#### YOUR INSTRUCTIONS:
In the entries below, find every line with "this" and copy it.
* * *
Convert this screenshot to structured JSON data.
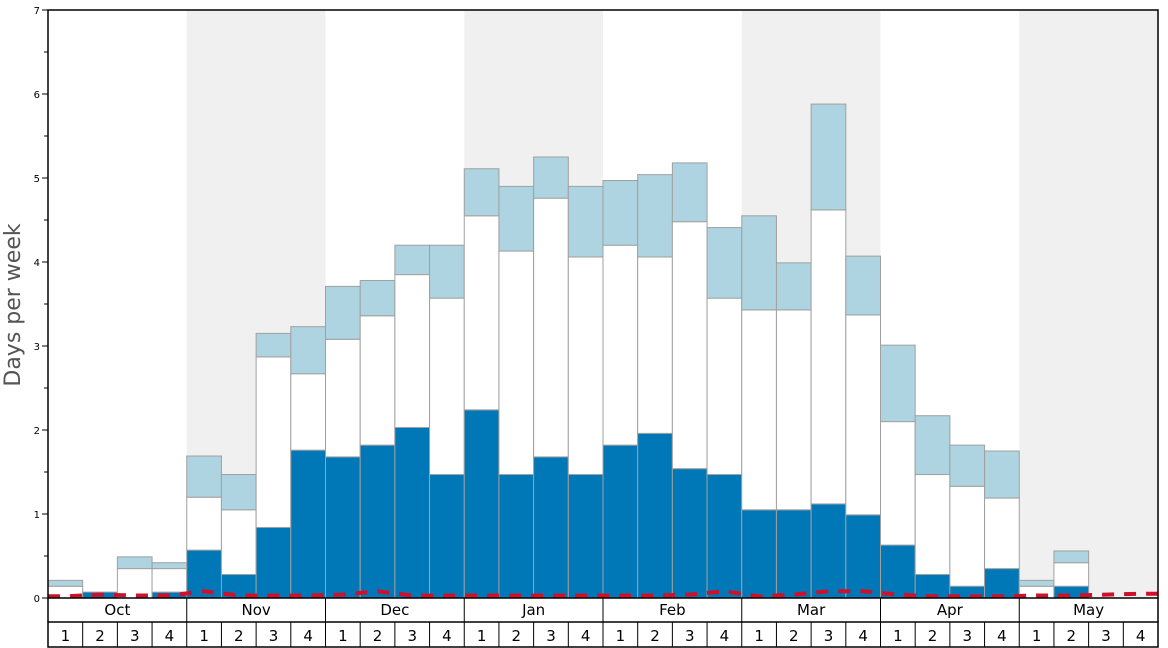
{
  "chart_data": {
    "type": "bar",
    "ylabel": "Days per week",
    "ylim": [
      0,
      7
    ],
    "yticks": [
      0,
      1,
      2,
      3,
      4,
      5,
      6,
      7
    ],
    "months": [
      "Oct",
      "Nov",
      "Dec",
      "Jan",
      "Feb",
      "Mar",
      "Apr",
      "May"
    ],
    "weeks": [
      "1",
      "2",
      "3",
      "4"
    ],
    "shaded_months": [
      "Nov",
      "Jan",
      "Mar",
      "May"
    ],
    "colors": {
      "dark": "#0077b6",
      "white": "#ffffff",
      "light": "#add4e0",
      "shade": "#f0f0f0",
      "dash": "#d0102a",
      "bar_edge": "#a0a0a0"
    },
    "series": [
      {
        "role": "dark",
        "values": [
          0.0,
          0.07,
          0.0,
          0.07,
          0.57,
          0.28,
          0.84,
          1.76,
          1.68,
          1.82,
          2.03,
          1.47,
          2.24,
          1.47,
          1.68,
          1.47,
          1.82,
          1.96,
          1.54,
          1.47,
          1.05,
          1.05,
          1.12,
          0.99,
          0.63,
          0.28,
          0.14,
          0.35,
          0.0,
          0.14,
          0.0,
          0.0
        ]
      },
      {
        "role": "white",
        "values": [
          0.14,
          0.0,
          0.35,
          0.28,
          0.63,
          0.77,
          2.03,
          0.91,
          1.4,
          1.54,
          1.82,
          2.1,
          2.31,
          2.66,
          3.08,
          2.59,
          2.38,
          2.1,
          2.94,
          2.1,
          2.38,
          2.38,
          3.5,
          2.38,
          1.47,
          1.19,
          1.19,
          0.84,
          0.14,
          0.28,
          0.0,
          0.0
        ]
      },
      {
        "role": "light",
        "values": [
          0.07,
          0.0,
          0.14,
          0.07,
          0.49,
          0.42,
          0.28,
          0.56,
          0.63,
          0.42,
          0.35,
          0.63,
          0.56,
          0.77,
          0.49,
          0.84,
          0.77,
          0.98,
          0.7,
          0.84,
          1.12,
          0.56,
          1.26,
          0.7,
          0.91,
          0.7,
          0.49,
          0.56,
          0.07,
          0.14,
          0.0,
          0.0
        ]
      }
    ],
    "dashed_line": [
      0.02,
      0.04,
      0.03,
      0.03,
      0.08,
      0.03,
      0.03,
      0.03,
      0.04,
      0.08,
      0.03,
      0.03,
      0.03,
      0.03,
      0.03,
      0.03,
      0.03,
      0.03,
      0.04,
      0.08,
      0.02,
      0.04,
      0.08,
      0.08,
      0.04,
      0.02,
      0.02,
      0.02,
      0.03,
      0.03,
      0.04,
      0.05
    ]
  }
}
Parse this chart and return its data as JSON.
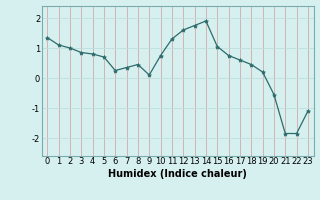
{
  "x": [
    0,
    1,
    2,
    3,
    4,
    5,
    6,
    7,
    8,
    9,
    10,
    11,
    12,
    13,
    14,
    15,
    16,
    17,
    18,
    19,
    20,
    21,
    22,
    23
  ],
  "y": [
    1.35,
    1.1,
    1.0,
    0.85,
    0.8,
    0.7,
    0.25,
    0.35,
    0.45,
    0.1,
    0.75,
    1.3,
    1.6,
    1.75,
    1.9,
    1.05,
    0.75,
    0.6,
    0.45,
    0.2,
    -0.55,
    -1.85,
    -1.85,
    -1.1
  ],
  "line_color": "#2e6b6b",
  "marker": "*",
  "marker_size": 3,
  "bg_color": "#d6f0f0",
  "grid_color": "#c0dede",
  "grid_red": "#d8b0b0",
  "xlabel": "Humidex (Indice chaleur)",
  "xlabel_fontsize": 7,
  "tick_fontsize": 6,
  "ylim": [
    -2.6,
    2.4
  ],
  "xlim": [
    -0.5,
    23.5
  ],
  "yticks": [
    -2,
    -1,
    0,
    1,
    2
  ],
  "xticks": [
    0,
    1,
    2,
    3,
    4,
    5,
    6,
    7,
    8,
    9,
    10,
    11,
    12,
    13,
    14,
    15,
    16,
    17,
    18,
    19,
    20,
    21,
    22,
    23
  ]
}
* * *
#### RESPONSE:
Convert this screenshot to structured JSON data.
Parse this chart and return its data as JSON.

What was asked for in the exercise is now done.